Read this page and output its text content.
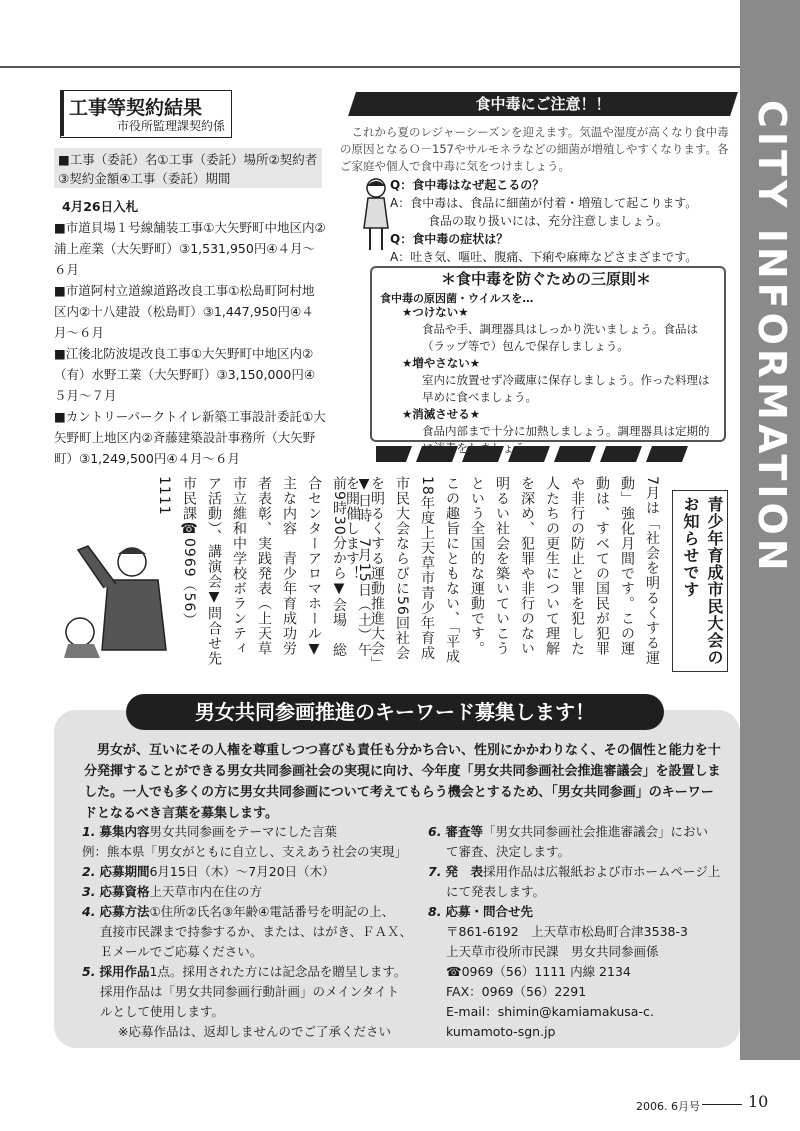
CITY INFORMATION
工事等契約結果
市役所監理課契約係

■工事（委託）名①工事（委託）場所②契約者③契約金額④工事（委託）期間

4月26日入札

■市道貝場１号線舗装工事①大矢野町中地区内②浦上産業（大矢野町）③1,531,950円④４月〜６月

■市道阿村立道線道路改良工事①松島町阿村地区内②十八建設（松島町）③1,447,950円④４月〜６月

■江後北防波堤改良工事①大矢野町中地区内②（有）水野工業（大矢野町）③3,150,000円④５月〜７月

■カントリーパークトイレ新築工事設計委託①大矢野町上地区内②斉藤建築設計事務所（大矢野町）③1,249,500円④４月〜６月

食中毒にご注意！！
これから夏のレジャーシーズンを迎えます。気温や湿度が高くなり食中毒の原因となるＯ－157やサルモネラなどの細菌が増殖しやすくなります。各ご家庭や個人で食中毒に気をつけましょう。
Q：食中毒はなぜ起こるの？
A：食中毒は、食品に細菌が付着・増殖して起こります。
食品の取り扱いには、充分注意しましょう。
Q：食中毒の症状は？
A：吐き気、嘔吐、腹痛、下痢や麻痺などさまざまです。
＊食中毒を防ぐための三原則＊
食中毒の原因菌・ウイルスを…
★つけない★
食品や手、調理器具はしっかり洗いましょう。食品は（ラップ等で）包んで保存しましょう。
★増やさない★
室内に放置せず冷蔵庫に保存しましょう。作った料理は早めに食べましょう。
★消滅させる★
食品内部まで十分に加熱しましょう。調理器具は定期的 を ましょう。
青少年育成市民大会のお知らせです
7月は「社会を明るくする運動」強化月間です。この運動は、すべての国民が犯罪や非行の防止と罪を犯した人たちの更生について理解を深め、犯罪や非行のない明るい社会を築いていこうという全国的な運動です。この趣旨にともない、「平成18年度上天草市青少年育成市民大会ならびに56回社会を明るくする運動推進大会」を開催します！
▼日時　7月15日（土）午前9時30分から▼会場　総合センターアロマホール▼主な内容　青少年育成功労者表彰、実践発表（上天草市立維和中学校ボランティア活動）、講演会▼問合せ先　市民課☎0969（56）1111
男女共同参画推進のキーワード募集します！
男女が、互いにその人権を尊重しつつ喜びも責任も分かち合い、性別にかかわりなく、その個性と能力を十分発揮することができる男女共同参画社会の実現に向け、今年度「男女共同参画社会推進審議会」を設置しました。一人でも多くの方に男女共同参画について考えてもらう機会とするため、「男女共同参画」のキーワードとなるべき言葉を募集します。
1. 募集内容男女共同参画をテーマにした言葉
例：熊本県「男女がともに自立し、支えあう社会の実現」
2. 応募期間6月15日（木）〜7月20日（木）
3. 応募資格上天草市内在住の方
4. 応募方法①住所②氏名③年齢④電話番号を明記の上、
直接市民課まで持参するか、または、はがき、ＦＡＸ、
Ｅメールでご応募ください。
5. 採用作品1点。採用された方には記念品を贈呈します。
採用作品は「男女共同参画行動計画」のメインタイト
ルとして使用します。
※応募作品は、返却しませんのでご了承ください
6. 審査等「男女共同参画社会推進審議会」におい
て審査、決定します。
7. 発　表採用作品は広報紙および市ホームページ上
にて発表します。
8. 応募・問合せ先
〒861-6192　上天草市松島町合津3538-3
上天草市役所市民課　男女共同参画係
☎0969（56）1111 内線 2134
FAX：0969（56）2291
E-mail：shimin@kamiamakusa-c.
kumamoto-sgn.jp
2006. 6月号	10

******************************

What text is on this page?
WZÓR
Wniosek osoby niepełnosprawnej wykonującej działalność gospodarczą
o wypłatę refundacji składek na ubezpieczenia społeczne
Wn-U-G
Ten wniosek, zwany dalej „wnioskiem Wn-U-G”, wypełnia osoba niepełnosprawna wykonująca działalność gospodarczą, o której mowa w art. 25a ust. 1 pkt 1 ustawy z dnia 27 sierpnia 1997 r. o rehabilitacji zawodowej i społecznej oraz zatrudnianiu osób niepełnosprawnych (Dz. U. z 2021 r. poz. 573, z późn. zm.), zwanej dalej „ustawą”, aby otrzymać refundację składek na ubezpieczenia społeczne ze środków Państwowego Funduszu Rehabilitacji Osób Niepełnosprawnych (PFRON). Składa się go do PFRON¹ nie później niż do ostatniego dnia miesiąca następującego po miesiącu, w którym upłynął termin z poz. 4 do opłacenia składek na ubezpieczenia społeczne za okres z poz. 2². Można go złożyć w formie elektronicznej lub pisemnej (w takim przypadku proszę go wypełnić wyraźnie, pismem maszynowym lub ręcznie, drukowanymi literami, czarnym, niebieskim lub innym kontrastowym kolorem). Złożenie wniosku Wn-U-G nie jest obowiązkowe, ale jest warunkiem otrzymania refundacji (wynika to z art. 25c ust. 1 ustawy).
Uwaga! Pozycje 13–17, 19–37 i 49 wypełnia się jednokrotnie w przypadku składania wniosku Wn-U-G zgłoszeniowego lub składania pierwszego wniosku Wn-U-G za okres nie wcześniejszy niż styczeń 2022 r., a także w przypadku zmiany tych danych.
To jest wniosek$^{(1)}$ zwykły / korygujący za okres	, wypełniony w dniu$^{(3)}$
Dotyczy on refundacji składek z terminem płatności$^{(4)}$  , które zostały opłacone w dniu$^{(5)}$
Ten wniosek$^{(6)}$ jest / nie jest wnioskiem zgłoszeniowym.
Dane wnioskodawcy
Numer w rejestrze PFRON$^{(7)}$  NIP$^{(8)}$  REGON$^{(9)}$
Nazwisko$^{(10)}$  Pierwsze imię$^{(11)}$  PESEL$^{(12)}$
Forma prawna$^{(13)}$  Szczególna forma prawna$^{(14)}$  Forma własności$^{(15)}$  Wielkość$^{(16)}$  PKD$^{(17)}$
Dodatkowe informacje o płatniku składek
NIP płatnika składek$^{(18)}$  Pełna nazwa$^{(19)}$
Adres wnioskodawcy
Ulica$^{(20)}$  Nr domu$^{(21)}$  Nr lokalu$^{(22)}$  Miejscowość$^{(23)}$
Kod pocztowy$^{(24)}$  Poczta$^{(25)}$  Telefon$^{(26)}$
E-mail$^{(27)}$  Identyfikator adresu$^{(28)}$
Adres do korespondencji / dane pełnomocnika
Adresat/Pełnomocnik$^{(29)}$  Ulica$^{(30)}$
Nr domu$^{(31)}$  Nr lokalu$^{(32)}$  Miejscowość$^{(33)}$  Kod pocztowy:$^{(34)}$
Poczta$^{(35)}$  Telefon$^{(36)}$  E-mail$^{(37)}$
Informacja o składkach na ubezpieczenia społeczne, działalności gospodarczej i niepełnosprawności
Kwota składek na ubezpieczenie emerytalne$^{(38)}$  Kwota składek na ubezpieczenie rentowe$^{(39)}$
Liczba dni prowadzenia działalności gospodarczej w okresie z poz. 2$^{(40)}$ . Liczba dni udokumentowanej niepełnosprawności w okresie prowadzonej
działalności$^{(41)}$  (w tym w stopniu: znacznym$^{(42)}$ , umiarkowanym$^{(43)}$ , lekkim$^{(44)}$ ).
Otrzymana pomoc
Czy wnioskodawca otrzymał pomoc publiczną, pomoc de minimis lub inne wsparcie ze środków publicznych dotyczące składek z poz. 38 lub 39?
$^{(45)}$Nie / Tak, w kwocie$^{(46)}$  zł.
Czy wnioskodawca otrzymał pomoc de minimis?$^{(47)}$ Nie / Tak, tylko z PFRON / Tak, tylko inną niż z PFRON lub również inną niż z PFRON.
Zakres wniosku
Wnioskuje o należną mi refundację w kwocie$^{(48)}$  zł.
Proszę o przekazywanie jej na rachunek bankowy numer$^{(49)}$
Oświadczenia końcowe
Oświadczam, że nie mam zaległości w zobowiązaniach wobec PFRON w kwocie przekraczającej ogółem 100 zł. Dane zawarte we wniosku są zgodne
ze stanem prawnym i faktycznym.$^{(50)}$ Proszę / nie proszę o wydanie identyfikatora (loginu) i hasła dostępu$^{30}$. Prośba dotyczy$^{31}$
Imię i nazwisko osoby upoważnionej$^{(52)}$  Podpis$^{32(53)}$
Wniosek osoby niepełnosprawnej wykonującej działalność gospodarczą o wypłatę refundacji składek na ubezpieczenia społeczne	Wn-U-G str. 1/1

******************************

In the listing, find every line containing the word "gospodarczej" and list it.

_Solved problem_:
Informacja o składkach na ubezpieczenia społeczne, działalności gospodarczej i niepełnosprawności
Liczba dni prowadzenia działalności gospodarczej w okresie z poz. 2$^{(40)}$ . Liczba dni udokumentowanej niepełnosprawności w okresie prowadzonej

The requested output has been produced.